* [TEXT SEGMENT]:
In their current advertising, the folks at Best Buy proclaim that the store is, “You, Happier.” The message is clear: If you aren’t really happy right now, just buy an iPod, a few more DVDs, or a state-of-the-art home entertainment system. Then, you’ll be jumping for joy!
My family enjoyed spending time this summer with friends from Dallas who now are living in Scotland. Catching up with friends, a slower pace, and cool Highland breezes certainly made us all happy. Admittedly, the in-flight movies and video games on the airplane made my young son very happy. Have you ever thought about what makes you happy?
The July-August 2008 issue of Harvard Business Review reports information about happiness resulting from the research of Michael Norton at HarvardBusinessSchool, along with Elizabeth Dunn of the University of British Columbia in Vancouver. Norton and Dunn noted that companies often give cash bonuses in order to express appreciation and make employees happy. But, they discovered that simply receiving the bonuses did not really affect the employees’ happiness; it was how the employees actually spent the bonuses that mattered. Furthermore, the sizes of the bonuses were irrelevant.

* [RECORDS SUPPLIED]:
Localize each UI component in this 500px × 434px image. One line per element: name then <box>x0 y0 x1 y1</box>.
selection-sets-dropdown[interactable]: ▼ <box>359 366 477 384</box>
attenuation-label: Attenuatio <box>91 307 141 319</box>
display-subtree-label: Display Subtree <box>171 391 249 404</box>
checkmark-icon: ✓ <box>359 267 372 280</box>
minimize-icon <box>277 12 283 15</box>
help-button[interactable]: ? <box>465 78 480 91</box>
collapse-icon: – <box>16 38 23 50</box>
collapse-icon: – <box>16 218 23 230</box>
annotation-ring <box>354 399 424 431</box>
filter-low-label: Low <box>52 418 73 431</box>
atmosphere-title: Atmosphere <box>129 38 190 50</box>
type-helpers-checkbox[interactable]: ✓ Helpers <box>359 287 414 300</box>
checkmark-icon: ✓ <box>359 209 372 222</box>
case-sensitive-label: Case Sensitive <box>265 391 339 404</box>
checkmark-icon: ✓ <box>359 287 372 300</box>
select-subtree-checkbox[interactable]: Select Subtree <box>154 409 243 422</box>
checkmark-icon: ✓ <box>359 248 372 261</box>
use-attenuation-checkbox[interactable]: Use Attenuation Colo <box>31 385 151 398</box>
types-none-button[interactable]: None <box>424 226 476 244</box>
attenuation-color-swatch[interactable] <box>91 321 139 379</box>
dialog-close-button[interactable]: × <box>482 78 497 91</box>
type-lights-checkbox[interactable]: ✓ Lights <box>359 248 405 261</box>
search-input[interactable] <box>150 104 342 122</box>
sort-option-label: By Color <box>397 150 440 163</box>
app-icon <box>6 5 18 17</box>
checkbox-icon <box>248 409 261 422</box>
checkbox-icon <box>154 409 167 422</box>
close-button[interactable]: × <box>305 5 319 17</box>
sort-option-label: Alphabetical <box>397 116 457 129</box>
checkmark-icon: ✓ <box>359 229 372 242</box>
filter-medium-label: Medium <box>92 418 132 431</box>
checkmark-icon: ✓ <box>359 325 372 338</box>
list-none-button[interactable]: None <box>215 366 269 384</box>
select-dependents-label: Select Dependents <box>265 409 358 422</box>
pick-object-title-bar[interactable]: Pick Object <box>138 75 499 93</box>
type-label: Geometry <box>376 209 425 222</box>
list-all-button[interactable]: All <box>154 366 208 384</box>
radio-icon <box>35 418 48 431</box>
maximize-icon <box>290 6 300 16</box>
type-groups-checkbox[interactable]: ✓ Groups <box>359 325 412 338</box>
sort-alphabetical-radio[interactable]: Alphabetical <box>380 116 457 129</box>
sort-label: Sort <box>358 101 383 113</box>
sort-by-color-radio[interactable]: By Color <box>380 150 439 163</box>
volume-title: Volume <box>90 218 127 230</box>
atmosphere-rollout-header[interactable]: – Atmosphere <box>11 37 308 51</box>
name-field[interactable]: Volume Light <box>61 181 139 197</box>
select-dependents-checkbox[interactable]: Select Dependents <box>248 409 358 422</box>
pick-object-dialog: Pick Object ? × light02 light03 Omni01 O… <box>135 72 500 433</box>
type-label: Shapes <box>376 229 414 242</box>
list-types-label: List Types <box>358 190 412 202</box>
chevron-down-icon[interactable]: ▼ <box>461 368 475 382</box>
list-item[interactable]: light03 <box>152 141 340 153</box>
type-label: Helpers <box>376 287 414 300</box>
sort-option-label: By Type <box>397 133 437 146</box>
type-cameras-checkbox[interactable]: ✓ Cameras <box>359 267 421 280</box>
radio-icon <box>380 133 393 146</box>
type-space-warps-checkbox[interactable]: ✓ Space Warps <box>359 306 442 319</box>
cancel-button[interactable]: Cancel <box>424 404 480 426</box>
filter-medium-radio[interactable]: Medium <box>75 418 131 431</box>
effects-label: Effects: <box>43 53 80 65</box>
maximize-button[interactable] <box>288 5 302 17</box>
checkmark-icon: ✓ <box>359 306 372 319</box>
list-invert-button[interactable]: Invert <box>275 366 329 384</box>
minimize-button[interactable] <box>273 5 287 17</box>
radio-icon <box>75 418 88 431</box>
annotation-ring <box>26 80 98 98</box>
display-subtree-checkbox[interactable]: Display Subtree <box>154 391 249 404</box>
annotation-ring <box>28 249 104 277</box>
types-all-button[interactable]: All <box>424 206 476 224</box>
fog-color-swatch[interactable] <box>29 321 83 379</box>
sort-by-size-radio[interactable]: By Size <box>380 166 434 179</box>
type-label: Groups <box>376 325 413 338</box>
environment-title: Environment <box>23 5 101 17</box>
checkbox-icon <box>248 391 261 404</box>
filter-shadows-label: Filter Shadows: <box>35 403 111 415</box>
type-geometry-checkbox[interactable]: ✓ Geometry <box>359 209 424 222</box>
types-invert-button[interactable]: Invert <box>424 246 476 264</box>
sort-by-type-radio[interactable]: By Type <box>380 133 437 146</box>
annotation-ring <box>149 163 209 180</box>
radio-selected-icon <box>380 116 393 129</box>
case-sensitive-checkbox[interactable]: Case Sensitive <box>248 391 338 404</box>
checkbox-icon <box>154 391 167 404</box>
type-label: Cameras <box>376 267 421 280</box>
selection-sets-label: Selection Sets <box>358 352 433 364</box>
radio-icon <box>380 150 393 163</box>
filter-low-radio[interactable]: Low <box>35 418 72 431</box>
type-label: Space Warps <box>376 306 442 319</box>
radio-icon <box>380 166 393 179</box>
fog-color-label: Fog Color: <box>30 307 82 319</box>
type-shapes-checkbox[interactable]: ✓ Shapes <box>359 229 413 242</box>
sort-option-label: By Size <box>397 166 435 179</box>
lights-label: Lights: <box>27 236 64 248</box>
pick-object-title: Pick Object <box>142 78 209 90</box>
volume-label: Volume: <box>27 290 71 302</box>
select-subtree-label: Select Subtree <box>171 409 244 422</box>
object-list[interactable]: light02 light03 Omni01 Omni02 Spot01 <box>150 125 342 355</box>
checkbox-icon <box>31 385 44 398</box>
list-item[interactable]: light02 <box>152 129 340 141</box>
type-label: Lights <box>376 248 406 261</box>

* [PROBLEM]:
Answer the following questions using the text on happiness.
(a) What slogan does Best Buy proclaim in its current advertising?
(b) In which country are the friends from Dallas now living?
(c) According to Norton and Dunn, what mattered for employees' happiness with regard to their bonuses?

* [TASK RESULT]:
(a) "You, Happier."
(b) Scotland.
(c) How the employees actually spent the bonuses.